### Supplied text

All Posts
From random noise to real images: Understanding diffusion and flow matching


Author's note: This is the first part in a series of 4 blogs explaining the diffusion and flow-matching models.
Parts 1 and 2
will focus on building the required intuition behind diffusion and flow-matching models. Parts 3 and 4
will focus more on implementing the intuitions we built in Parts 1 and 2
.
Diffusion and flow-matching models form a core part of the backbone in the current SOTA image and video-generation models:
Diffusion models generate samples by initializing with noise (usually Gaussian noise) and iteratively applying a neural network to progressively map the noise into a sample in the training data distribution. In contrast, flow matching models parameterize a continuous-time map that directly pushes the initialized random noise toward the (training) data distribution in a single smooth trajectory (without stochasity/randomness), yielding a more direct transformation.

### Information provided
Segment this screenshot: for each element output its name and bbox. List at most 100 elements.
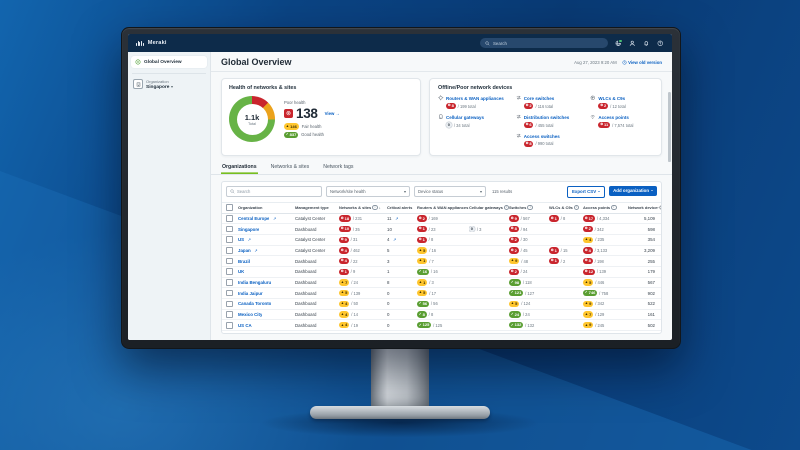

### Task set
A. According to the blog post on diffusion and flow matching, how many blogs make up the series?
B. Repeat the passage from the blog post on diffusion and flow matching word for word. Begin at the words "Author's note: This" and stop after "more direct transformation.".

### Response list
A. Four.

B.
Author's note: This is the first part in a series of 4 blogs explaining the diffusion and flow-matching models.
Parts 1 and 2
will focus on building the required intuition behind diffusion and flow-matching models. Parts 3 and 4
will focus more on implementing the intuitions we built in Parts 1 and 2
.
Diffusion and flow-matching models form a core part of the backbone in the current SOTA image and video-generation models:
Diffusion models generate samples by initializing with noise (usually Gaussian noise) and iteratively applying a neural network to progressively map the noise into a sample in the training data distribution. In contrast, flow matching models parameterize a continuous-time map that directly pushes the initialized random noise toward the (training) data distribution in a single smooth trajectory (without stochasity/randomness), yielding a more direct transformation.